**INSTRUCTIONS TO FOLLOW**
Search the material for the string "this" and copy each line where it occurs.

**DATA RECORDS**
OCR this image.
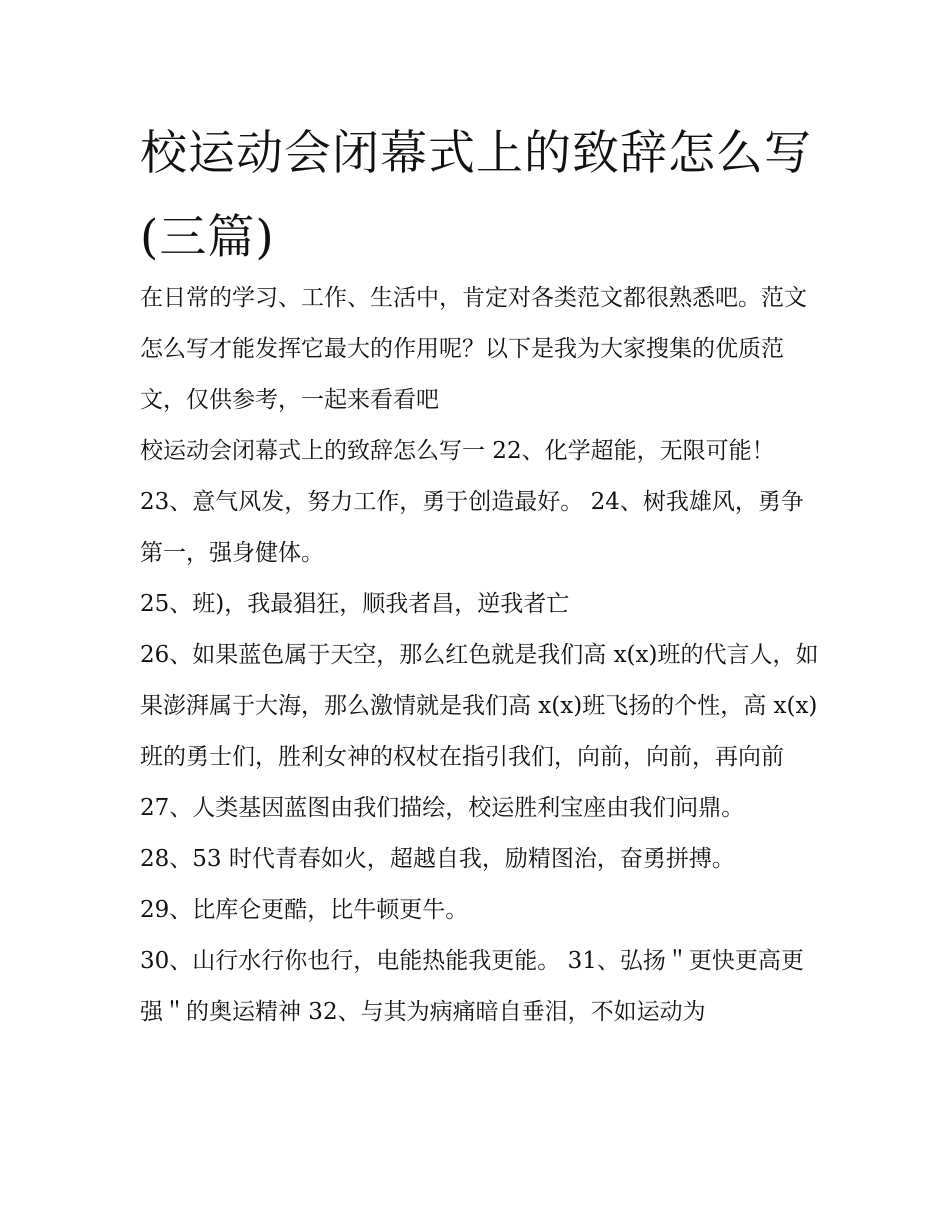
校运动会闭幕式上的致辞怎么写(三篇)

在日常的学习、工作、生活中，肯定对各类范文都很熟悉吧。范文怎么写才能发挥它最大的作用呢？以下是我为大家搜集的优质范文，仅供参考，一起来看看吧

校运动会闭幕式上的致辞怎么写一 22、化学超能，无限可能！ 23、意气风发，努力工作，勇于创造最好。 24、树我雄风，勇争第一，强身健体。

25、班)，我最猖狂，顺我者昌，逆我者亡

26、如果蓝色属于天空，那么红色就是我们高 x(x)班的代言人，如果澎湃属于大海，那么激情就是我们高 x(x)班飞扬的个性，高 x(x)班的勇士们，胜利女神的权杖在指引我们，向前，向前，再向前

27、人类基因蓝图由我们描绘，校运胜利宝座由我们问鼎。

28、53 时代青春如火，超越自我，励精图治，奋勇拼搏。

29、比库仑更酷，比牛顿更牛。

30、山行水行你也行，电能热能我更能。 31、弘扬＂更快更高更强＂的奥运精神 32、与其为病痛暗自垂泪，不如运动为
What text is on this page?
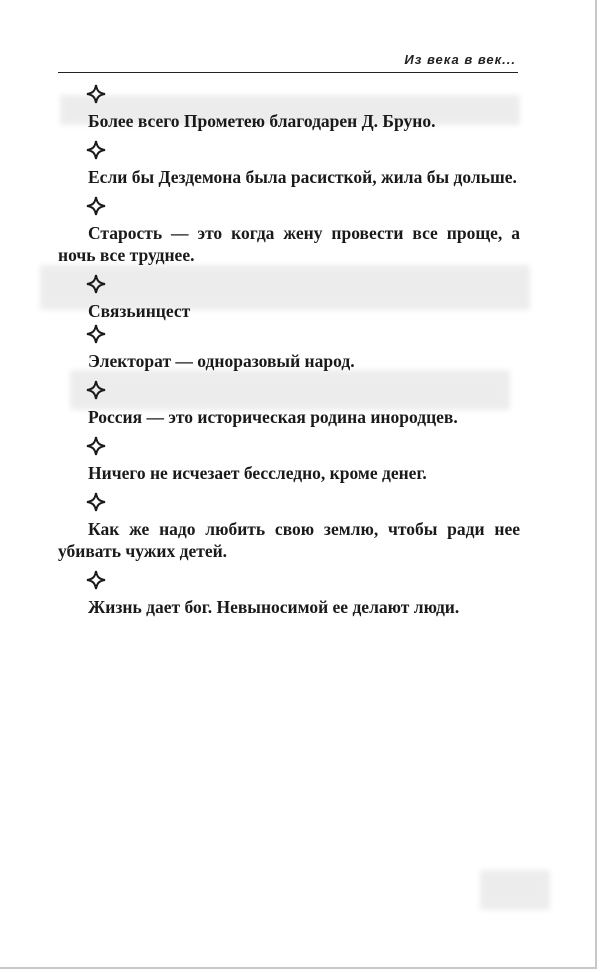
Из века в век...
Более всего Прометею благодарен Д. Бруно.
Если бы Дездемона была расисткой, жила бы дольше.
Старость — это когда жену провести все проще, а ночь все труднее.
Связьинцест
Электорат — одноразовый народ.
Россия — это историческая родина инородцев.
Ничего не исчезает бесследно, кроме денег.
Как же надо любить свою землю, чтобы ради нее убивать чужих детей.
Жизнь дает бог. Невыносимой ее делают люди.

**RESPONSE TO THE TASK**
OCR this image.
What text is on this page?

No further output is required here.